_SUPPLIED RECORDS:_
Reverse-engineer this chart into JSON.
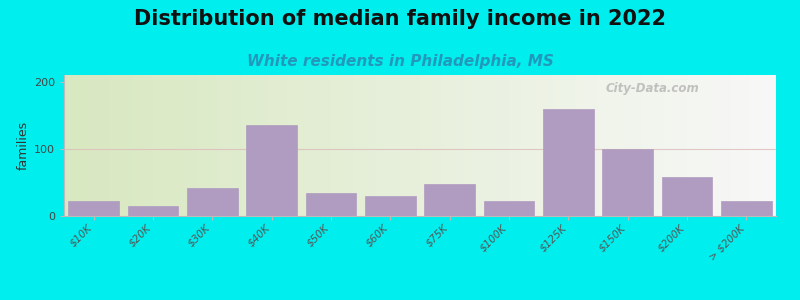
{
  "title": "Distribution of median family income in 2022",
  "subtitle": "White residents in Philadelphia, MS",
  "ylabel": "families",
  "bar_color": "#b09cc0",
  "background_outer": "#00eeee",
  "background_inner_left": "#d8e8c0",
  "background_inner_right": "#f8f8f8",
  "categories": [
    "$10K",
    "$20K",
    "$30K",
    "$40K",
    "$50K",
    "$60K",
    "$75K",
    "$100K",
    "$125K",
    "$150K",
    "$200K",
    "> $200K"
  ],
  "values": [
    22,
    15,
    42,
    135,
    35,
    30,
    48,
    22,
    160,
    100,
    58,
    22
  ],
  "ylim": [
    0,
    210
  ],
  "yticks": [
    0,
    100,
    200
  ],
  "watermark": "City-Data.com",
  "title_fontsize": 15,
  "subtitle_fontsize": 11,
  "ylabel_fontsize": 9,
  "tick_fontsize": 7.5
}
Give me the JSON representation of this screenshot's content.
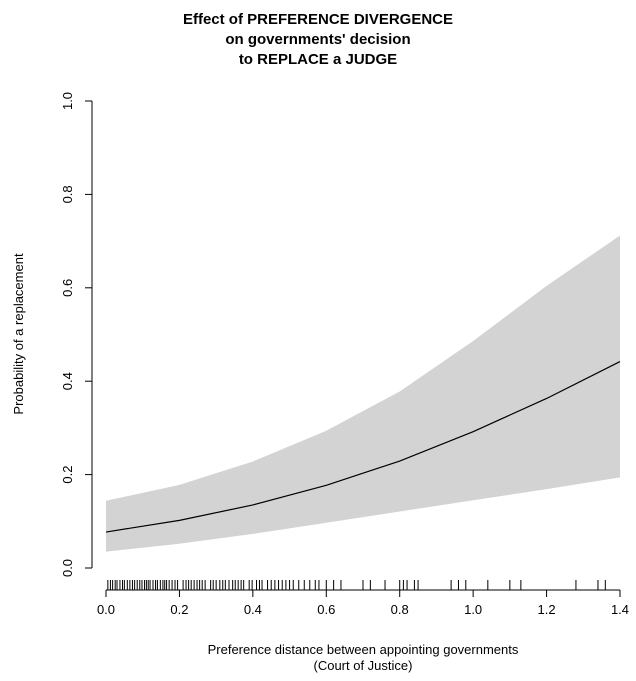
{
  "chart_data": {
    "type": "line",
    "title_lines": [
      "Effect of PREFERENCE DIVERGENCE",
      "on governments' decision",
      "to REPLACE a JUDGE"
    ],
    "xlabel_lines": [
      "Preference distance between appointing governments",
      "(Court of Justice)"
    ],
    "ylabel": "Probability of a replacement",
    "xlim": [
      0.0,
      1.4
    ],
    "ylim": [
      0.0,
      1.0
    ],
    "x_ticks": [
      0.0,
      0.2,
      0.4,
      0.6,
      0.8,
      1.0,
      1.2,
      1.4
    ],
    "x_tick_labels": [
      "0.0",
      "0.2",
      "0.4",
      "0.6",
      "0.8",
      "1.0",
      "1.2",
      "1.4"
    ],
    "y_ticks": [
      0.0,
      0.2,
      0.4,
      0.6,
      0.8,
      1.0
    ],
    "y_tick_labels": [
      "0.0",
      "0.2",
      "0.4",
      "0.6",
      "0.8",
      "1.0"
    ],
    "band_color": "#d3d3d3",
    "line_color": "#000000",
    "series": [
      {
        "x": [
          0.0,
          0.2,
          0.4,
          0.6,
          0.8,
          1.0,
          1.2,
          1.4
        ],
        "y": [
          0.077,
          0.102,
          0.135,
          0.177,
          0.229,
          0.292,
          0.363,
          0.442
        ],
        "lower": [
          0.035,
          0.052,
          0.073,
          0.097,
          0.121,
          0.145,
          0.169,
          0.194
        ],
        "upper": [
          0.144,
          0.178,
          0.228,
          0.294,
          0.378,
          0.486,
          0.604,
          0.712
        ]
      }
    ],
    "rug": [
      0.005,
      0.012,
      0.018,
      0.025,
      0.03,
      0.038,
      0.045,
      0.05,
      0.058,
      0.065,
      0.072,
      0.078,
      0.085,
      0.092,
      0.098,
      0.105,
      0.11,
      0.115,
      0.12,
      0.128,
      0.135,
      0.14,
      0.148,
      0.155,
      0.16,
      0.165,
      0.172,
      0.18,
      0.188,
      0.195,
      0.21,
      0.218,
      0.225,
      0.232,
      0.24,
      0.248,
      0.255,
      0.262,
      0.27,
      0.285,
      0.292,
      0.3,
      0.31,
      0.318,
      0.325,
      0.335,
      0.345,
      0.352,
      0.36,
      0.368,
      0.375,
      0.39,
      0.398,
      0.41,
      0.418,
      0.425,
      0.44,
      0.45,
      0.46,
      0.47,
      0.48,
      0.49,
      0.5,
      0.51,
      0.525,
      0.54,
      0.555,
      0.57,
      0.58,
      0.6,
      0.62,
      0.64,
      0.7,
      0.72,
      0.76,
      0.8,
      0.81,
      0.82,
      0.84,
      0.85,
      0.94,
      0.96,
      0.98,
      1.04,
      1.1,
      1.13,
      1.28,
      1.34,
      1.36
    ]
  }
}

_WHAT THE EXERCISE ASKS:_ Repeat everything in the records precisely. Images are excluded from the copy.

_FINAL RESULT:_
Reverse-engineer this chart into JSON.
{
  "title": "Distribution of median family income in 2022",
  "subtitle": "White residents in Philadelphia, MS",
  "ylabel": "families",
  "bar_color": "#b09cc0",
  "background_outer": "#00eeee",
  "background_inner_left": "#d8e8c0",
  "background_inner_right": "#f8f8f8",
  "categories": [
    "$10K",
    "$20K",
    "$30K",
    "$40K",
    "$50K",
    "$60K",
    "$75K",
    "$100K",
    "$125K",
    "$150K",
    "$200K",
    "> $200K"
  ],
  "values": [
    22,
    15,
    42,
    135,
    35,
    30,
    48,
    22,
    160,
    100,
    58,
    22
  ],
  "ylim": [
    0,
    210
  ],
  "yticks": [
    0,
    100,
    200
  ],
  "watermark": "City-Data.com",
  "title_fontsize": 15,
  "subtitle_fontsize": 11,
  "ylabel_fontsize": 9,
  "tick_fontsize": 7.5
}
Give me the JSON representation of this screenshot's content.
{
  "chart_data": {
    "type": "line",
    "title_lines": [
      "Effect of PREFERENCE DIVERGENCE",
      "on governments' decision",
      "to REPLACE a JUDGE"
    ],
    "xlabel_lines": [
      "Preference distance between appointing governments",
      "(Court of Justice)"
    ],
    "ylabel": "Probability of a replacement",
    "xlim": [
      0.0,
      1.4
    ],
    "ylim": [
      0.0,
      1.0
    ],
    "x_ticks": [
      0.0,
      0.2,
      0.4,
      0.6,
      0.8,
      1.0,
      1.2,
      1.4
    ],
    "x_tick_labels": [
      "0.0",
      "0.2",
      "0.4",
      "0.6",
      "0.8",
      "1.0",
      "1.2",
      "1.4"
    ],
    "y_ticks": [
      0.0,
      0.2,
      0.4,
      0.6,
      0.8,
      1.0
    ],
    "y_tick_labels": [
      "0.0",
      "0.2",
      "0.4",
      "0.6",
      "0.8",
      "1.0"
    ],
    "band_color": "#d3d3d3",
    "line_color": "#000000",
    "series": [
      {
        "x": [
          0.0,
          0.2,
          0.4,
          0.6,
          0.8,
          1.0,
          1.2,
          1.4
        ],
        "y": [
          0.077,
          0.102,
          0.135,
          0.177,
          0.229,
          0.292,
          0.363,
          0.442
        ],
        "lower": [
          0.035,
          0.052,
          0.073,
          0.097,
          0.121,
          0.145,
          0.169,
          0.194
        ],
        "upper": [
          0.144,
          0.178,
          0.228,
          0.294,
          0.378,
          0.486,
          0.604,
          0.712
        ]
      }
    ],
    "rug": [
      0.005,
      0.012,
      0.018,
      0.025,
      0.03,
      0.038,
      0.045,
      0.05,
      0.058,
      0.065,
      0.072,
      0.078,
      0.085,
      0.092,
      0.098,
      0.105,
      0.11,
      0.115,
      0.12,
      0.128,
      0.135,
      0.14,
      0.148,
      0.155,
      0.16,
      0.165,
      0.172,
      0.18,
      0.188,
      0.195,
      0.21,
      0.218,
      0.225,
      0.232,
      0.24,
      0.248,
      0.255,
      0.262,
      0.27,
      0.285,
      0.292,
      0.3,
      0.31,
      0.318,
      0.325,
      0.335,
      0.345,
      0.352,
      0.36,
      0.368,
      0.375,
      0.39,
      0.398,
      0.41,
      0.418,
      0.425,
      0.44,
      0.45,
      0.46,
      0.47,
      0.48,
      0.49,
      0.5,
      0.51,
      0.525,
      0.54,
      0.555,
      0.57,
      0.58,
      0.6,
      0.62,
      0.64,
      0.7,
      0.72,
      0.76,
      0.8,
      0.81,
      0.82,
      0.84,
      0.85,
      0.94,
      0.96,
      0.98,
      1.04,
      1.1,
      1.13,
      1.28,
      1.34,
      1.36
    ]
  }
}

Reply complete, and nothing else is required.